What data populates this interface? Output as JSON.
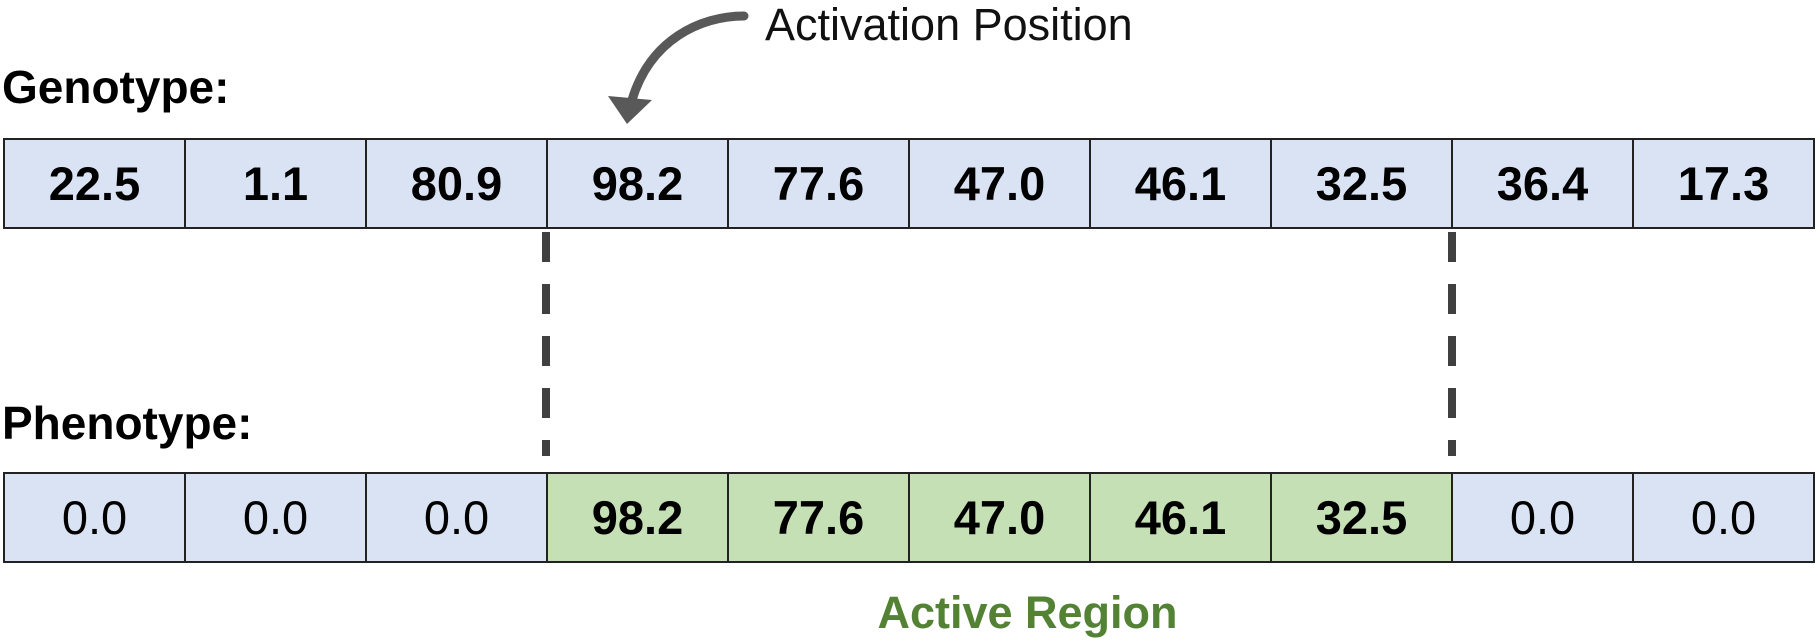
{
  "labels": {
    "genotype": "Genotype:",
    "phenotype": "Phenotype:",
    "activation_position": "Activation Position",
    "active_region": "Active Region"
  },
  "genotype": [
    "22.5",
    "1.1",
    "80.9",
    "98.2",
    "77.6",
    "47.0",
    "46.1",
    "32.5",
    "36.4",
    "17.3"
  ],
  "phenotype": [
    "0.0",
    "0.0",
    "0.0",
    "98.2",
    "77.6",
    "47.0",
    "46.1",
    "32.5",
    "0.0",
    "0.0"
  ],
  "active_region_indices": [
    3,
    4,
    5,
    6,
    7
  ],
  "activation_index": 3,
  "colors": {
    "inactive_cell": "#dae3f3",
    "active_cell": "#c5e0b4",
    "active_region_text": "#548235",
    "arrow": "#595959",
    "dashed_line": "#404040"
  }
}
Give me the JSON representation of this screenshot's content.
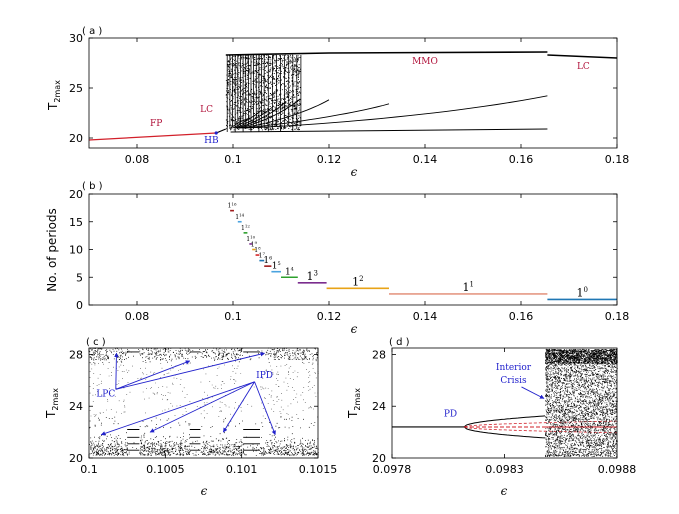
{
  "chart_data": [
    {
      "panel": "( a )",
      "type": "scatter",
      "xlabel": "ϵ",
      "ylabel": "T2max",
      "xlim": [
        0.07,
        0.18
      ],
      "ylim": [
        19,
        30
      ],
      "xticks": [
        "0.08",
        "0.1",
        "0.12",
        "0.14",
        "0.16",
        "0.18"
      ],
      "yticks": [
        "20",
        "25",
        "30"
      ],
      "branches": {
        "FP": {
          "x": [
            0.07,
            0.0965
          ],
          "y": [
            19.8,
            20.5
          ]
        },
        "LC_pre": {
          "x": [
            0.0965,
            0.0985
          ],
          "y": [
            20.5,
            20.9
          ]
        },
        "MMO_upper": {
          "x": [
            0.0985,
            0.1655
          ],
          "y": [
            28.2,
            28.6
          ]
        },
        "LC_post": {
          "x": [
            0.1655,
            0.18
          ],
          "y": [
            28.3,
            28.0
          ]
        }
      },
      "labels": [
        {
          "text": "FP",
          "x": 0.084,
          "y": 21.2,
          "color": "#b0123a"
        },
        {
          "text": "LC",
          "x": 0.0945,
          "y": 22.6,
          "color": "#b0123a"
        },
        {
          "text": "HB",
          "x": 0.0955,
          "y": 19.5,
          "color": "#2222cc"
        },
        {
          "text": "MMO",
          "x": 0.14,
          "y": 27.4,
          "color": "#b0123a"
        },
        {
          "text": "LC",
          "x": 0.173,
          "y": 26.9,
          "color": "#b0123a"
        }
      ]
    },
    {
      "panel": "( b )",
      "type": "line",
      "xlabel": "ϵ",
      "ylabel": "No. of periods",
      "xlim": [
        0.07,
        0.18
      ],
      "ylim": [
        0,
        20
      ],
      "xticks": [
        "0.08",
        "0.1",
        "0.12",
        "0.14",
        "0.16",
        "0.18"
      ],
      "yticks": [
        "0",
        "5",
        "10",
        "15",
        "20"
      ],
      "plateaus": [
        {
          "label": "1",
          "exp": "0",
          "x": [
            0.1655,
            0.18
          ],
          "y": 1,
          "color": "#1f77b4"
        },
        {
          "label": "1",
          "exp": "1",
          "x": [
            0.1325,
            0.1655
          ],
          "y": 2,
          "color": "#e59a85"
        },
        {
          "label": "1",
          "exp": "2",
          "x": [
            0.1195,
            0.1325
          ],
          "y": 3,
          "color": "#e8a317"
        },
        {
          "label": "1",
          "exp": "3",
          "x": [
            0.1135,
            0.1195
          ],
          "y": 4,
          "color": "#7b2d8e"
        },
        {
          "label": "1",
          "exp": "4",
          "x": [
            0.11,
            0.1135
          ],
          "y": 5,
          "color": "#2ca02c"
        },
        {
          "label": "1",
          "exp": "5",
          "x": [
            0.108,
            0.11
          ],
          "y": 6,
          "color": "#4aa3df"
        },
        {
          "label": "1",
          "exp": "6",
          "x": [
            0.1065,
            0.108
          ],
          "y": 7,
          "color": "#a01b1b"
        },
        {
          "label": "1",
          "exp": "7",
          "x": [
            0.1055,
            0.1065
          ],
          "y": 8,
          "color": "#1f77b4"
        },
        {
          "label": "1",
          "exp": "8",
          "x": [
            0.1047,
            0.1055
          ],
          "y": 9,
          "color": "#d62728"
        },
        {
          "label": "1",
          "exp": "9",
          "x": [
            0.104,
            0.1047
          ],
          "y": 10,
          "color": "#e8a317"
        },
        {
          "label": "1",
          "exp": "10",
          "x": [
            0.1034,
            0.104
          ],
          "y": 11,
          "color": "#7b2d8e"
        },
        {
          "label": "1",
          "exp": "12",
          "x": [
            0.1022,
            0.103
          ],
          "y": 13,
          "color": "#2ca02c"
        },
        {
          "label": "1",
          "exp": "14",
          "x": [
            0.101,
            0.1018
          ],
          "y": 15,
          "color": "#4aa3df"
        },
        {
          "label": "1",
          "exp": "16",
          "x": [
            0.0994,
            0.1002
          ],
          "y": 17,
          "color": "#a01b1b"
        }
      ]
    },
    {
      "panel": "( c )",
      "type": "scatter",
      "xlabel": "ϵ",
      "ylabel": "T2max",
      "xlim": [
        0.1,
        0.1015
      ],
      "ylim": [
        20,
        28.5
      ],
      "xticks": [
        "0.1",
        "0.1005",
        "0.101",
        "0.1015"
      ],
      "yticks": [
        "20",
        "24",
        "28"
      ],
      "windows_x": [
        [
          0.10025,
          0.10033
        ],
        [
          0.10066,
          0.10073
        ],
        [
          0.10101,
          0.10112
        ]
      ],
      "labels": [
        {
          "text": "LPC",
          "x": 0.10011,
          "y": 25.0,
          "color": "#2222cc"
        },
        {
          "text": "IPD",
          "x": 0.10115,
          "y": 26.2,
          "color": "#2222cc"
        }
      ]
    },
    {
      "panel": "( d )",
      "type": "scatter",
      "xlabel": "ϵ",
      "ylabel": "T2max",
      "xlim": [
        0.0978,
        0.0988
      ],
      "ylim": [
        20,
        28.5
      ],
      "xticks": [
        "0.0978",
        "0.0983",
        "0.0988"
      ],
      "yticks": [
        "20",
        "24",
        "28"
      ],
      "period_doubling_start": 0.09812,
      "crisis_x": 0.09848,
      "labels": [
        {
          "text": "PD",
          "x": 0.09806,
          "y": 23.2,
          "color": "#2222cc"
        },
        {
          "text": "Interior",
          "x": 0.09834,
          "y": 26.8,
          "color": "#2222cc"
        },
        {
          "text": "Crisis",
          "x": 0.09834,
          "y": 25.8,
          "color": "#2222cc"
        }
      ]
    }
  ]
}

○ ○ ○ ○ ○ ○ ○

Return the listing above in full and without alteration, excluding its pictures.

What data populates this interface? Output as JSON.
{
  "labels": {
    "genotype": "Genotype:",
    "phenotype": "Phenotype:",
    "activation_position": "Activation Position",
    "active_region": "Active Region"
  },
  "genotype": [
    "22.5",
    "1.1",
    "80.9",
    "98.2",
    "77.6",
    "47.0",
    "46.1",
    "32.5",
    "36.4",
    "17.3"
  ],
  "phenotype": [
    "0.0",
    "0.0",
    "0.0",
    "98.2",
    "77.6",
    "47.0",
    "46.1",
    "32.5",
    "0.0",
    "0.0"
  ],
  "active_region_indices": [
    3,
    4,
    5,
    6,
    7
  ],
  "activation_index": 3,
  "colors": {
    "inactive_cell": "#dae3f3",
    "active_cell": "#c5e0b4",
    "active_region_text": "#548235",
    "arrow": "#595959",
    "dashed_line": "#404040"
  }
}
Give me the JSON representation of this screenshot's content.
{
  "chart_data": [
    {
      "panel": "( a )",
      "type": "scatter",
      "xlabel": "ϵ",
      "ylabel": "T2max",
      "xlim": [
        0.07,
        0.18
      ],
      "ylim": [
        19,
        30
      ],
      "xticks": [
        "0.08",
        "0.1",
        "0.12",
        "0.14",
        "0.16",
        "0.18"
      ],
      "yticks": [
        "20",
        "25",
        "30"
      ],
      "branches": {
        "FP": {
          "x": [
            0.07,
            0.0965
          ],
          "y": [
            19.8,
            20.5
          ]
        },
        "LC_pre": {
          "x": [
            0.0965,
            0.0985
          ],
          "y": [
            20.5,
            20.9
          ]
        },
        "MMO_upper": {
          "x": [
            0.0985,
            0.1655
          ],
          "y": [
            28.2,
            28.6
          ]
        },
        "LC_post": {
          "x": [
            0.1655,
            0.18
          ],
          "y": [
            28.3,
            28.0
          ]
        }
      },
      "labels": [
        {
          "text": "FP",
          "x": 0.084,
          "y": 21.2,
          "color": "#b0123a"
        },
        {
          "text": "LC",
          "x": 0.0945,
          "y": 22.6,
          "color": "#b0123a"
        },
        {
          "text": "HB",
          "x": 0.0955,
          "y": 19.5,
          "color": "#2222cc"
        },
        {
          "text": "MMO",
          "x": 0.14,
          "y": 27.4,
          "color": "#b0123a"
        },
        {
          "text": "LC",
          "x": 0.173,
          "y": 26.9,
          "color": "#b0123a"
        }
      ]
    },
    {
      "panel": "( b )",
      "type": "line",
      "xlabel": "ϵ",
      "ylabel": "No. of periods",
      "xlim": [
        0.07,
        0.18
      ],
      "ylim": [
        0,
        20
      ],
      "xticks": [
        "0.08",
        "0.1",
        "0.12",
        "0.14",
        "0.16",
        "0.18"
      ],
      "yticks": [
        "0",
        "5",
        "10",
        "15",
        "20"
      ],
      "plateaus": [
        {
          "label": "1",
          "exp": "0",
          "x": [
            0.1655,
            0.18
          ],
          "y": 1,
          "color": "#1f77b4"
        },
        {
          "label": "1",
          "exp": "1",
          "x": [
            0.1325,
            0.1655
          ],
          "y": 2,
          "color": "#e59a85"
        },
        {
          "label": "1",
          "exp": "2",
          "x": [
            0.1195,
            0.1325
          ],
          "y": 3,
          "color": "#e8a317"
        },
        {
          "label": "1",
          "exp": "3",
          "x": [
            0.1135,
            0.1195
          ],
          "y": 4,
          "color": "#7b2d8e"
        },
        {
          "label": "1",
          "exp": "4",
          "x": [
            0.11,
            0.1135
          ],
          "y": 5,
          "color": "#2ca02c"
        },
        {
          "label": "1",
          "exp": "5",
          "x": [
            0.108,
            0.11
          ],
          "y": 6,
          "color": "#4aa3df"
        },
        {
          "label": "1",
          "exp": "6",
          "x": [
            0.1065,
            0.108
          ],
          "y": 7,
          "color": "#a01b1b"
        },
        {
          "label": "1",
          "exp": "7",
          "x": [
            0.1055,
            0.1065
          ],
          "y": 8,
          "color": "#1f77b4"
        },
        {
          "label": "1",
          "exp": "8",
          "x": [
            0.1047,
            0.1055
          ],
          "y": 9,
          "color": "#d62728"
        },
        {
          "label": "1",
          "exp": "9",
          "x": [
            0.104,
            0.1047
          ],
          "y": 10,
          "color": "#e8a317"
        },
        {
          "label": "1",
          "exp": "10",
          "x": [
            0.1034,
            0.104
          ],
          "y": 11,
          "color": "#7b2d8e"
        },
        {
          "label": "1",
          "exp": "12",
          "x": [
            0.1022,
            0.103
          ],
          "y": 13,
          "color": "#2ca02c"
        },
        {
          "label": "1",
          "exp": "14",
          "x": [
            0.101,
            0.1018
          ],
          "y": 15,
          "color": "#4aa3df"
        },
        {
          "label": "1",
          "exp": "16",
          "x": [
            0.0994,
            0.1002
          ],
          "y": 17,
          "color": "#a01b1b"
        }
      ]
    },
    {
      "panel": "( c )",
      "type": "scatter",
      "xlabel": "ϵ",
      "ylabel": "T2max",
      "xlim": [
        0.1,
        0.1015
      ],
      "ylim": [
        20,
        28.5
      ],
      "xticks": [
        "0.1",
        "0.1005",
        "0.101",
        "0.1015"
      ],
      "yticks": [
        "20",
        "24",
        "28"
      ],
      "windows_x": [
        [
          0.10025,
          0.10033
        ],
        [
          0.10066,
          0.10073
        ],
        [
          0.10101,
          0.10112
        ]
      ],
      "labels": [
        {
          "text": "LPC",
          "x": 0.10011,
          "y": 25.0,
          "color": "#2222cc"
        },
        {
          "text": "IPD",
          "x": 0.10115,
          "y": 26.2,
          "color": "#2222cc"
        }
      ]
    },
    {
      "panel": "( d )",
      "type": "scatter",
      "xlabel": "ϵ",
      "ylabel": "T2max",
      "xlim": [
        0.0978,
        0.0988
      ],
      "ylim": [
        20,
        28.5
      ],
      "xticks": [
        "0.0978",
        "0.0983",
        "0.0988"
      ],
      "yticks": [
        "20",
        "24",
        "28"
      ],
      "period_doubling_start": 0.09812,
      "crisis_x": 0.09848,
      "labels": [
        {
          "text": "PD",
          "x": 0.09806,
          "y": 23.2,
          "color": "#2222cc"
        },
        {
          "text": "Interior",
          "x": 0.09834,
          "y": 26.8,
          "color": "#2222cc"
        },
        {
          "text": "Crisis",
          "x": 0.09834,
          "y": 25.8,
          "color": "#2222cc"
        }
      ]
    }
  ]
}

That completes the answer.